REQUEST —
Collect all lines from the listing that include the string "CADJPY".

INFORMATION SUPPLIED —
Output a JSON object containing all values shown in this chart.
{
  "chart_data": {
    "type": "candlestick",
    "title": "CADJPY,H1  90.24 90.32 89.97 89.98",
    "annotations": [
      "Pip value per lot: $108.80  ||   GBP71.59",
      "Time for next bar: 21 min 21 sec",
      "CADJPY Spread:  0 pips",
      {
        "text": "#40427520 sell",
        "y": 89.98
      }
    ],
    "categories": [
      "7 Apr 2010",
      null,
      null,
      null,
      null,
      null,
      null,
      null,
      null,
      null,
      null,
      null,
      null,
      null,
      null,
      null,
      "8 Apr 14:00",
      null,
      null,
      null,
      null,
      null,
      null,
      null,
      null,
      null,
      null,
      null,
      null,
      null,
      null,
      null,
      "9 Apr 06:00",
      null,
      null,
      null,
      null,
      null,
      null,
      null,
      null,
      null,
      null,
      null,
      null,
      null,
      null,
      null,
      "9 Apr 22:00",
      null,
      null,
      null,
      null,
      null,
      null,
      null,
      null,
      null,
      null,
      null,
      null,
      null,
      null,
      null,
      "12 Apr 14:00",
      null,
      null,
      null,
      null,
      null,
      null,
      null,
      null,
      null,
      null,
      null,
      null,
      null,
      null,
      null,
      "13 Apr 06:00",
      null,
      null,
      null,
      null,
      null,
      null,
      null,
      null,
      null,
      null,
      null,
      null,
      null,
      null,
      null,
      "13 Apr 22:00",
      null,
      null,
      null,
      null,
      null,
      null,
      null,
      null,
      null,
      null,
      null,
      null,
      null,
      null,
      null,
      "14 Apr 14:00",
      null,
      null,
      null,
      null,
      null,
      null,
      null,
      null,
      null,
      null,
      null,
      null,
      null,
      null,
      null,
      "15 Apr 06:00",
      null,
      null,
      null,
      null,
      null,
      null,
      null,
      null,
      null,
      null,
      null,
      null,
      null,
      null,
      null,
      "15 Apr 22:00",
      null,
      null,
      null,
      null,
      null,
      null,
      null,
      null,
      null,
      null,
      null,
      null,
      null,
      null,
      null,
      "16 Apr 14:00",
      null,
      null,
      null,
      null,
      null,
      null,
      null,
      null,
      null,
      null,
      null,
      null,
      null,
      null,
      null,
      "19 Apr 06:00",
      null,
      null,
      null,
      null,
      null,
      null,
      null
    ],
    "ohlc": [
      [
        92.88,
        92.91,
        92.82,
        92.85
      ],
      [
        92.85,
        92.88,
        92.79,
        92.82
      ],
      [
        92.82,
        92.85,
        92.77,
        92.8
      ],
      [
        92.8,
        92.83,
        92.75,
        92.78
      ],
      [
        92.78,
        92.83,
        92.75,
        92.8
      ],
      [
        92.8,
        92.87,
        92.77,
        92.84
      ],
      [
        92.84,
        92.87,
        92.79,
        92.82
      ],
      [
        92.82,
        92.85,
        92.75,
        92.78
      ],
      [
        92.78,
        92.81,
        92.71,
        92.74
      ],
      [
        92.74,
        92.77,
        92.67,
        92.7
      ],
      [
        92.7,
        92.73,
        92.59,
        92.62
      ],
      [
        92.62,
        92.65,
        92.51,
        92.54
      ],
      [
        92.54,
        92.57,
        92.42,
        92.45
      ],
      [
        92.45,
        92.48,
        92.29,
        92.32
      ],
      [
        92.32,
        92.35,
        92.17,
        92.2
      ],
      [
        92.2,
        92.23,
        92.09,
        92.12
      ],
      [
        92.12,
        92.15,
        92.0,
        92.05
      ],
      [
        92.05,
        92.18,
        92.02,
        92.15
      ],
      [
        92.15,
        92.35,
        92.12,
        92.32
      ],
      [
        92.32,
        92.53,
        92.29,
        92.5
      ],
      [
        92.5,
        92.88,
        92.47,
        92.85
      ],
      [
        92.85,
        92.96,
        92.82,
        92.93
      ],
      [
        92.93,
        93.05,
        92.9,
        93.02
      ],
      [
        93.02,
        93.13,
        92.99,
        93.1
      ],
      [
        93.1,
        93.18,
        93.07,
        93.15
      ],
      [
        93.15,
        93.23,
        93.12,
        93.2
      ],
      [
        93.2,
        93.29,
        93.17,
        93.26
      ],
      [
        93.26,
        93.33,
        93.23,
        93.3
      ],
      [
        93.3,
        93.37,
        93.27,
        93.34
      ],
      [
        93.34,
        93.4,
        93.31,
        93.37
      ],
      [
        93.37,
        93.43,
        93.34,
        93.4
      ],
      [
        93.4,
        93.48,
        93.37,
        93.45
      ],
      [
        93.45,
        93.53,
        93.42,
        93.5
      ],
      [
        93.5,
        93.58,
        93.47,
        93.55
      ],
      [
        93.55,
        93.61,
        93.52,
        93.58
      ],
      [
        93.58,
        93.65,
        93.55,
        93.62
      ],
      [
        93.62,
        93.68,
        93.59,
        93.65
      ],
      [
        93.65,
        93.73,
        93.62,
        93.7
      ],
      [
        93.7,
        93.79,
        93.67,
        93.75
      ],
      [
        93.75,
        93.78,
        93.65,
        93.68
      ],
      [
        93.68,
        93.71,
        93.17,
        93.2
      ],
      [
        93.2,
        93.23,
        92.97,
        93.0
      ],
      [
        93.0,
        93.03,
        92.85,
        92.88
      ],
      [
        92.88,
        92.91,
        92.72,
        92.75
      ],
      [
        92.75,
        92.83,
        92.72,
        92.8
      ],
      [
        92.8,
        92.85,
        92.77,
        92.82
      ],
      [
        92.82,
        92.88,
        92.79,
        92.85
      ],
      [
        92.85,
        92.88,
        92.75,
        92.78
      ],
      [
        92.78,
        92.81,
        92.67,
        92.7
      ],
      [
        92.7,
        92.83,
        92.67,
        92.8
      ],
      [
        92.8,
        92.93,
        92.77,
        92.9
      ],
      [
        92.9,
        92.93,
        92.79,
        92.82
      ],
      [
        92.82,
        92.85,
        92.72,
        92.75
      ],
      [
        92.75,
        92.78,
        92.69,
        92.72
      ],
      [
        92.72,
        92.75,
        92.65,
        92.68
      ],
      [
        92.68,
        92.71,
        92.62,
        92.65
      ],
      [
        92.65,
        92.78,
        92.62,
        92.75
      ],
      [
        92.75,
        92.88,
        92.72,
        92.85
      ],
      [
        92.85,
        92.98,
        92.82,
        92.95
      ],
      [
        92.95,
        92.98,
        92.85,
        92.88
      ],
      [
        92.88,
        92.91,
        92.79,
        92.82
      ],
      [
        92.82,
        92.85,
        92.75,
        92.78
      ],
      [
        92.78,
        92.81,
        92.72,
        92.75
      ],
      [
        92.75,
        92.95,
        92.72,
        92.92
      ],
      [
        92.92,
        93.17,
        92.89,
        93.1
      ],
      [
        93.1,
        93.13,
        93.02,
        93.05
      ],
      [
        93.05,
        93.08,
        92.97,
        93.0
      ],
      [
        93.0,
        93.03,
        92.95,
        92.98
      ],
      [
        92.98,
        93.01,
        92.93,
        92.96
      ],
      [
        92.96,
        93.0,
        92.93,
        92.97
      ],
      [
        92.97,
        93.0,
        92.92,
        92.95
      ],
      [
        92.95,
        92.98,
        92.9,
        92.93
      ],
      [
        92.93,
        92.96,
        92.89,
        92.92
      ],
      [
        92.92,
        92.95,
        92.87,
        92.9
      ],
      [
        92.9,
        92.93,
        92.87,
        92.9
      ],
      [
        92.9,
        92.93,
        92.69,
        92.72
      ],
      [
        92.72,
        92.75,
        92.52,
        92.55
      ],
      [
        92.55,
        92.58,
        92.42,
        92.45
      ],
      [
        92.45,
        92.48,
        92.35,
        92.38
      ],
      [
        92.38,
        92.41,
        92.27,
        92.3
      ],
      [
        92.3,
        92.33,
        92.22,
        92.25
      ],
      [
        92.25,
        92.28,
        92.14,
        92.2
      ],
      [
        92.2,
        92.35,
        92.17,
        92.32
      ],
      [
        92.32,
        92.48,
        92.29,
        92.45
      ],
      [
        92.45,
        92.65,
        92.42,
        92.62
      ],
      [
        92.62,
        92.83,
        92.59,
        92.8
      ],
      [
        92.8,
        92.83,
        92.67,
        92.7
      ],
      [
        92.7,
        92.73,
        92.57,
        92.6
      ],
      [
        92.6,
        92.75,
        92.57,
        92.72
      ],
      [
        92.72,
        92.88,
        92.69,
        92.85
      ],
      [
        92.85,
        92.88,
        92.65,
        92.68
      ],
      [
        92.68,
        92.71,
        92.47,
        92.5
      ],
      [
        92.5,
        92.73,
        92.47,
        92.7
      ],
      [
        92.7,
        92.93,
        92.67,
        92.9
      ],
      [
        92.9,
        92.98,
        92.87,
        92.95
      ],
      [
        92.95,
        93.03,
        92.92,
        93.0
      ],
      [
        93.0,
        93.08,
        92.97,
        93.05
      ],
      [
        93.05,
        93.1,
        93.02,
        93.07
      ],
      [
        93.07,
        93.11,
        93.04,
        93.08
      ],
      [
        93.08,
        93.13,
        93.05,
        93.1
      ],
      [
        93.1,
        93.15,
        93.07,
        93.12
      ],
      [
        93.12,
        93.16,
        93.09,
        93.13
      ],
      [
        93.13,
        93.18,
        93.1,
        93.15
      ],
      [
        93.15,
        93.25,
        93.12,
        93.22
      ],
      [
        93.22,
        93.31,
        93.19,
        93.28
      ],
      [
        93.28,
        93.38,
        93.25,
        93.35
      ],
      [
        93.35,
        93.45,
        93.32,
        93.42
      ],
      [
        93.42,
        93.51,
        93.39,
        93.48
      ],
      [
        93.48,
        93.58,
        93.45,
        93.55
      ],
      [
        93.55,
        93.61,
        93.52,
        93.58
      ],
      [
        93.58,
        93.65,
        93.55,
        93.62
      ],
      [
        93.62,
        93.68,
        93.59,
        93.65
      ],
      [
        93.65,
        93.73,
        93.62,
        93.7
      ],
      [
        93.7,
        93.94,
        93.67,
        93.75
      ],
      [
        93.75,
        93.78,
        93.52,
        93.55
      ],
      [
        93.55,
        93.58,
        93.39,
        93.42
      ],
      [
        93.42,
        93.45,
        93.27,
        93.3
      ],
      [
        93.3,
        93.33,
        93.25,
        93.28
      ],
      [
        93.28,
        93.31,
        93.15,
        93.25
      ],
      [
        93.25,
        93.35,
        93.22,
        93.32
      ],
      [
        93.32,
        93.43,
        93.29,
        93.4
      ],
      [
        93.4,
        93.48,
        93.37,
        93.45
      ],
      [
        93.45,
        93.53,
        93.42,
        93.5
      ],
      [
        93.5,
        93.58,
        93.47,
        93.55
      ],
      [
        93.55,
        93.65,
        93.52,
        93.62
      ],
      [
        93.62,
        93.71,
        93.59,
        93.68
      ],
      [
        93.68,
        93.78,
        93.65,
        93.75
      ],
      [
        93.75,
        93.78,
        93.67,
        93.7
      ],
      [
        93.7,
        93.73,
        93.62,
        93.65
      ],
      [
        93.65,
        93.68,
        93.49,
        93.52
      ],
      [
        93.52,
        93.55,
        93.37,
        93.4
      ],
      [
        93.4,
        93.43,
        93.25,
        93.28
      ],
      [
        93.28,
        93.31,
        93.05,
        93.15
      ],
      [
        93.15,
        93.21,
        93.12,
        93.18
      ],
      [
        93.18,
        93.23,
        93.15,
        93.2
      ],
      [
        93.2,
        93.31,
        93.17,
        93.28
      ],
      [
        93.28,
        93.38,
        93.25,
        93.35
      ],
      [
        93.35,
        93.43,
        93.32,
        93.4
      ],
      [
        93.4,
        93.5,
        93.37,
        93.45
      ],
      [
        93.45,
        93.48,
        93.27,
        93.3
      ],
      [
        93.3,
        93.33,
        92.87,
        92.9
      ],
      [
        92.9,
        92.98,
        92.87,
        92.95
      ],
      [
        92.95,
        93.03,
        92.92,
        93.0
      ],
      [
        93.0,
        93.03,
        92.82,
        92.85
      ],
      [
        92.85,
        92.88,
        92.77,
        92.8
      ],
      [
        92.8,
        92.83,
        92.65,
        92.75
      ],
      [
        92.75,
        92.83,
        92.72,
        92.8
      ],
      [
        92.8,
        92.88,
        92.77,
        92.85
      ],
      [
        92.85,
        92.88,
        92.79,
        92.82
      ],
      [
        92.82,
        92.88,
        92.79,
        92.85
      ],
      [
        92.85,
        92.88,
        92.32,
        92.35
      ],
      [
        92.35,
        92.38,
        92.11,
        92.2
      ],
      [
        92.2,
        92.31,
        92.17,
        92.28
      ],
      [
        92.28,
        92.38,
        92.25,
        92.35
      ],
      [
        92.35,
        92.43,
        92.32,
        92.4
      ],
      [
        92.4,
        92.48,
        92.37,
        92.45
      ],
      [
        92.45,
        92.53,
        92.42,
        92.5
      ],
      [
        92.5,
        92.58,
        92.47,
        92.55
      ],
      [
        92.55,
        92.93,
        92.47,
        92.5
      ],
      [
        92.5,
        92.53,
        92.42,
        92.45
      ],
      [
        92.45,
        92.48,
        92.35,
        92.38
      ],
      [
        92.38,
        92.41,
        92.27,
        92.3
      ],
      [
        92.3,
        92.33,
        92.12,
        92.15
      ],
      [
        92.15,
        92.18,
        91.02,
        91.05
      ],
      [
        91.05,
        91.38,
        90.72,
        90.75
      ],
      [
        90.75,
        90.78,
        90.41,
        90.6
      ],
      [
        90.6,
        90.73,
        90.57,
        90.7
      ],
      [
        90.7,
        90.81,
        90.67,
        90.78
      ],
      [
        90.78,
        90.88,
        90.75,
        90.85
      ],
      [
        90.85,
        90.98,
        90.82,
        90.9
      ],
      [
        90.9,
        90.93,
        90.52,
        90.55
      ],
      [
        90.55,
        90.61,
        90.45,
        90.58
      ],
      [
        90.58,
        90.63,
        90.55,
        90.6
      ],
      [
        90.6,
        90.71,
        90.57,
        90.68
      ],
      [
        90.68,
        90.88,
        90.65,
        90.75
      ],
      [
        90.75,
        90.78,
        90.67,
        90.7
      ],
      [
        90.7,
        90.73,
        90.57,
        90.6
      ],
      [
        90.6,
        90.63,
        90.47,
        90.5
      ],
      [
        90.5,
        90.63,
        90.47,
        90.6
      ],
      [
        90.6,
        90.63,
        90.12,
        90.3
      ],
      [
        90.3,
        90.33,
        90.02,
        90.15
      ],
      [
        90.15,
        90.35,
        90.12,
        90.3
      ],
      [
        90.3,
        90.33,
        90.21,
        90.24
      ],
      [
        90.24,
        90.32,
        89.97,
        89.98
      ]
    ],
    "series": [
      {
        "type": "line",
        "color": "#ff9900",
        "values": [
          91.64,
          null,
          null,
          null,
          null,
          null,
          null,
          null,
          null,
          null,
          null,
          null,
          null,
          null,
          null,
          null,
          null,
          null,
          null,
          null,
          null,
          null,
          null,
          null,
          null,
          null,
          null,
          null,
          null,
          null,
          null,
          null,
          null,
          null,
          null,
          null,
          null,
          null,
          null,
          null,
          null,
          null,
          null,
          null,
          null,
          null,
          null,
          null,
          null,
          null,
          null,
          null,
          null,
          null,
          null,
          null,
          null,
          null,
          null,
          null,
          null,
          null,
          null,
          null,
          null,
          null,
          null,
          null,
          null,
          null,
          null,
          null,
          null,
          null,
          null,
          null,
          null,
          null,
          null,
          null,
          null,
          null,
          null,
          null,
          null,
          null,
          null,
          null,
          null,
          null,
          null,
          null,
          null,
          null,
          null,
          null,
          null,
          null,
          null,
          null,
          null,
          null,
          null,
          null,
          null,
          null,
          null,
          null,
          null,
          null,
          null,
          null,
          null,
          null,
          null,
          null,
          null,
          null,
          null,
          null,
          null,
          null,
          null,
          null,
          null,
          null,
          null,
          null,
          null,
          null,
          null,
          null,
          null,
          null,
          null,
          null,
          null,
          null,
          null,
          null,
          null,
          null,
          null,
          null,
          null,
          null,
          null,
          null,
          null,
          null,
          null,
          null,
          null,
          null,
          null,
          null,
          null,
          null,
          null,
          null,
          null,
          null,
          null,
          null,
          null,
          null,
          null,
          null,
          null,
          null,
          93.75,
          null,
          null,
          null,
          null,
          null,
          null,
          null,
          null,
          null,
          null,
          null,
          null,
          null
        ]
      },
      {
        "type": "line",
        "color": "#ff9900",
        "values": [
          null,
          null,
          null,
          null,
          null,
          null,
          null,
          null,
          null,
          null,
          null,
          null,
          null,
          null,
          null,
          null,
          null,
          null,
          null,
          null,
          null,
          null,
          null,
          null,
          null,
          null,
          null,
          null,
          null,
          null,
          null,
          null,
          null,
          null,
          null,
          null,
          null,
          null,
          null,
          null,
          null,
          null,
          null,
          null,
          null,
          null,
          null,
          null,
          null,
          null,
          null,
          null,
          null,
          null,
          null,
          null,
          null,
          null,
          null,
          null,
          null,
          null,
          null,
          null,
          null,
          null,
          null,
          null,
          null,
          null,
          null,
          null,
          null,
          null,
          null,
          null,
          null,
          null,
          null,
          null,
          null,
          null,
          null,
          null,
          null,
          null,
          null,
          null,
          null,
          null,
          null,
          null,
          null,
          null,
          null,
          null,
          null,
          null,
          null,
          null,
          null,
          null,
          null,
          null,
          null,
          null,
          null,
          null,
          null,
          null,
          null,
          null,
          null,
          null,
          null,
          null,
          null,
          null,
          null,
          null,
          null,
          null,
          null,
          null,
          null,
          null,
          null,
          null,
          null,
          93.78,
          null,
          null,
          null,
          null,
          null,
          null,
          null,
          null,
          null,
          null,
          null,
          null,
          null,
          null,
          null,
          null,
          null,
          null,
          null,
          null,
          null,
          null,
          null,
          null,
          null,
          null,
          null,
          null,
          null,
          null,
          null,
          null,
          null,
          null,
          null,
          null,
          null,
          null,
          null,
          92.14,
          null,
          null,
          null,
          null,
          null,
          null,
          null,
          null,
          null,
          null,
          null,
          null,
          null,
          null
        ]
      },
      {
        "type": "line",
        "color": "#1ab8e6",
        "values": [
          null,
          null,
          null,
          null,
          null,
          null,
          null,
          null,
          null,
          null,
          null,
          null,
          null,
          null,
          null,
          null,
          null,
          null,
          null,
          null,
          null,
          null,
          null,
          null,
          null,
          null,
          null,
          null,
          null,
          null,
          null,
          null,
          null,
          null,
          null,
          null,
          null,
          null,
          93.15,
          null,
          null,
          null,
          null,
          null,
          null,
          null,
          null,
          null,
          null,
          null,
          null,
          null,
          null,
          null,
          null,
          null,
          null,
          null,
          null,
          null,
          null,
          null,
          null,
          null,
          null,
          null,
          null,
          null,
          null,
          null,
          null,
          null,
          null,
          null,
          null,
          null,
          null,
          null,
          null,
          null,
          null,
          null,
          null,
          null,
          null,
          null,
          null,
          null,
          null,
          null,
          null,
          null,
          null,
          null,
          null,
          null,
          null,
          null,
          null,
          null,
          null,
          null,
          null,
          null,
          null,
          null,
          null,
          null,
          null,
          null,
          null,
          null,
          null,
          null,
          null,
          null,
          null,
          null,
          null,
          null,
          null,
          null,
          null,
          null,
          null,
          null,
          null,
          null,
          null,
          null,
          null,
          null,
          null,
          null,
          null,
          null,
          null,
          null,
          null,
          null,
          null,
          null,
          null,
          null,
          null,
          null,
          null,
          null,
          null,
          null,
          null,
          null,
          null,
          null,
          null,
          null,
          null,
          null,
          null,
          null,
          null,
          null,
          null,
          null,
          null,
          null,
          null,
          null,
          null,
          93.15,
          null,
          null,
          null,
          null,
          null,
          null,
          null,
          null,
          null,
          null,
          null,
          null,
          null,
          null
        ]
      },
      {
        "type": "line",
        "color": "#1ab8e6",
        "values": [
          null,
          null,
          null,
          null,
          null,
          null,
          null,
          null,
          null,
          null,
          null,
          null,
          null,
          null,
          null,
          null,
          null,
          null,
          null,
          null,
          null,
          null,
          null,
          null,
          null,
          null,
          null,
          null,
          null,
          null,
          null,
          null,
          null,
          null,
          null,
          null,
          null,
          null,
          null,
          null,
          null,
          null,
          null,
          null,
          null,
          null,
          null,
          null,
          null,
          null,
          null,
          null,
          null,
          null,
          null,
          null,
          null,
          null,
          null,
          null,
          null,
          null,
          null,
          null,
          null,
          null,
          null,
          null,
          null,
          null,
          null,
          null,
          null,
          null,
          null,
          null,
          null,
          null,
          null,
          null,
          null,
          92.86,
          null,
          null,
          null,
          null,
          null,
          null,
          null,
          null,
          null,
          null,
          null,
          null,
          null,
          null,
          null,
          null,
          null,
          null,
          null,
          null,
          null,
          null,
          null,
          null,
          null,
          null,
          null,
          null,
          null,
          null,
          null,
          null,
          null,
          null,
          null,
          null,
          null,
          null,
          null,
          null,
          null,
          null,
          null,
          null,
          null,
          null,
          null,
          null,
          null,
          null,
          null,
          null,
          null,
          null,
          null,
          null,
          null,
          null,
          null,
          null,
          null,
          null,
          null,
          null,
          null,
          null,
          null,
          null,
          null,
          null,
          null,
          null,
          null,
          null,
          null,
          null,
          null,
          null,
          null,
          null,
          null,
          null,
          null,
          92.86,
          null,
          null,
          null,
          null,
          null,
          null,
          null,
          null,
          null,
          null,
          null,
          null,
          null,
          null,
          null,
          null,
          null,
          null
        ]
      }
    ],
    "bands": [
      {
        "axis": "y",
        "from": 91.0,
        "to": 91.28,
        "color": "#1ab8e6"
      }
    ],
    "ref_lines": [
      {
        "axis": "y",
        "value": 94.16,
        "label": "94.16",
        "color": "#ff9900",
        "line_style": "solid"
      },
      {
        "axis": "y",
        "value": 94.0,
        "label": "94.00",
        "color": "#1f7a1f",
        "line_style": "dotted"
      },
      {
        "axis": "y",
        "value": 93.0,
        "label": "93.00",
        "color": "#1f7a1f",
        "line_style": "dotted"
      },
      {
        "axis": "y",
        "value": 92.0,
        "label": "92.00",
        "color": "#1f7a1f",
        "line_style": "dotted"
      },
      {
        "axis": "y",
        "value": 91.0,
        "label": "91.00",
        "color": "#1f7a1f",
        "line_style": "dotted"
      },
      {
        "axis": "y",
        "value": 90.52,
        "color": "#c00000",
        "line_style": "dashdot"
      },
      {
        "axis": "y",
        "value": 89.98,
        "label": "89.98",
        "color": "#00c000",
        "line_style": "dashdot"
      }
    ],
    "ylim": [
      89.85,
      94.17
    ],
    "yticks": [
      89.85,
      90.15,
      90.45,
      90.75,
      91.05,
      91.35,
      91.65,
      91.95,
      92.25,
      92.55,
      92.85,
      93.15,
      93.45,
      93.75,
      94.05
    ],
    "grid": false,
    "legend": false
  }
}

PROBLEM SOLUTION —
    "title": "CADJPY,H1  90.24 90.32 89.97 89.98",
      "CADJPY Spread:  0 pips",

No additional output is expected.